▶ _What you are asked to do_
Write out all the data again, exactly as it stands.

(Collection entries)
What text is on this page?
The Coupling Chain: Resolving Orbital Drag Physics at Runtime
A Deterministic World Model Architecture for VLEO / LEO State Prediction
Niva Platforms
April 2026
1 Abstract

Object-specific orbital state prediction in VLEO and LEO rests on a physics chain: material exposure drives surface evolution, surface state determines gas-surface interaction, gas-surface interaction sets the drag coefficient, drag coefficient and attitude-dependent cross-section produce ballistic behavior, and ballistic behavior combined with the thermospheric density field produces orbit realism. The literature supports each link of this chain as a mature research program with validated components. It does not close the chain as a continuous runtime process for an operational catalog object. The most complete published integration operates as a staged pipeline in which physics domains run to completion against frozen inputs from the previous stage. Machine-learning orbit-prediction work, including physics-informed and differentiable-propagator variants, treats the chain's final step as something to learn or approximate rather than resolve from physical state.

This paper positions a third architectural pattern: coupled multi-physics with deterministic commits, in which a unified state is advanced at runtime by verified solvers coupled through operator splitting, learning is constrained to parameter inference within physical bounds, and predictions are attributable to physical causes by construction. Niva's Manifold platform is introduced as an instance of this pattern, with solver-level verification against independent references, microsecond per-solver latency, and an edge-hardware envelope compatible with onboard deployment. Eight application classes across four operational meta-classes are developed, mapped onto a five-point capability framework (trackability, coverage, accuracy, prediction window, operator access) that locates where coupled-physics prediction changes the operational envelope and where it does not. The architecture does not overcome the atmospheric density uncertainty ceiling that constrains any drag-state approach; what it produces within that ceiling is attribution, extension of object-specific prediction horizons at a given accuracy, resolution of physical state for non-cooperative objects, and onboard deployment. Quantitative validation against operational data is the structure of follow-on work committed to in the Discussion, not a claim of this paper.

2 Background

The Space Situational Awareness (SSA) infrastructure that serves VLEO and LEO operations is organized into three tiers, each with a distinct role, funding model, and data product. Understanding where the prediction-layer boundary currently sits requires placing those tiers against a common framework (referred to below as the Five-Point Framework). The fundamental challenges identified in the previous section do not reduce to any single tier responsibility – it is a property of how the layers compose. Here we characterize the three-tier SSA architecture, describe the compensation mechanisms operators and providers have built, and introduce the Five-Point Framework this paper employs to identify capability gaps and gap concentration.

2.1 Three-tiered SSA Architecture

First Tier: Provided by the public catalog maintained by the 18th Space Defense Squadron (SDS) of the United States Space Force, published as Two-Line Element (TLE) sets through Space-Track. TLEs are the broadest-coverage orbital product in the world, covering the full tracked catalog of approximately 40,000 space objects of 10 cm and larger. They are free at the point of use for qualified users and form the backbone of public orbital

▶ _Result of the task_
What text is on this page?
The Coupling Chain: Resolving Orbital Drag Physics at Runtime
A Deterministic World Model Architecture for VLEO / LEO State Prediction
Niva Platforms
April 2026
1 Abstract

Object-specific orbital state prediction in VLEO and LEO rests on a physics chain: material exposure drives surface evolution, surface state determines gas-surface interaction, gas-surface interaction sets the drag coefficient, drag coefficient and attitude-dependent cross-section produce ballistic behavior, and ballistic behavior combined with the thermospheric density field produces orbit realism. The literature supports each link of this chain as a mature research program with validated components. It does not close the chain as a continuous runtime process for an operational catalog object. The most complete published integration operates as a staged pipeline in which physics domains run to completion against frozen inputs from the previous stage. Machine-learning orbit-prediction work, including physics-informed and differentiable-propagator variants, treats the chain's final step as something to learn or approximate rather than resolve from physical state.

This paper positions a third architectural pattern: coupled multi-physics with deterministic commits, in which a unified state is advanced at runtime by verified solvers coupled through operator splitting, learning is constrained to parameter inference within physical bounds, and predictions are attributable to physical causes by construction. Niva's Manifold platform is introduced as an instance of this pattern, with solver-level verification against independent references, microsecond per-solver latency, and an edge-hardware envelope compatible with onboard deployment. Eight application classes across four operational meta-classes are developed, mapped onto a five-point capability framework (trackability, coverage, accuracy, prediction window, operator access) that locates where coupled-physics prediction changes the operational envelope and where it does not. The architecture does not overcome the atmospheric density uncertainty ceiling that constrains any drag-state approach; what it produces within that ceiling is attribution, extension of object-specific prediction horizons at a given accuracy, resolution of physical state for non-cooperative objects, and onboard deployment. Quantitative validation against operational data is the structure of follow-on work committed to in the Discussion, not a claim of this paper.

2 Background

The Space Situational Awareness (SSA) infrastructure that serves VLEO and LEO operations is organized into three tiers, each with a distinct role, funding model, and data product. Understanding where the prediction-layer boundary currently sits requires placing those tiers against a common framework (referred to below as the Five-Point Framework). The fundamental challenges identified in the previous section do not reduce to any single tier responsibility – it is a property of how the layers compose. Here we characterize the three-tier SSA architecture, describe the compensation mechanisms operators and providers have built, and introduce the Five-Point Framework this paper employs to identify capability gaps and gap concentration.

2.1 Three-tiered SSA Architecture

First Tier: Provided by the public catalog maintained by the 18th Space Defense Squadron (SDS) of the United States Space Force, published as Two-Line Element (TLE) sets through Space-Track. TLEs are the broadest-coverage orbital product in the world, covering the full tracked catalog of approximately 40,000 space objects of 10 cm and larger. They are free at the point of use for qualified users and form the backbone of public orbital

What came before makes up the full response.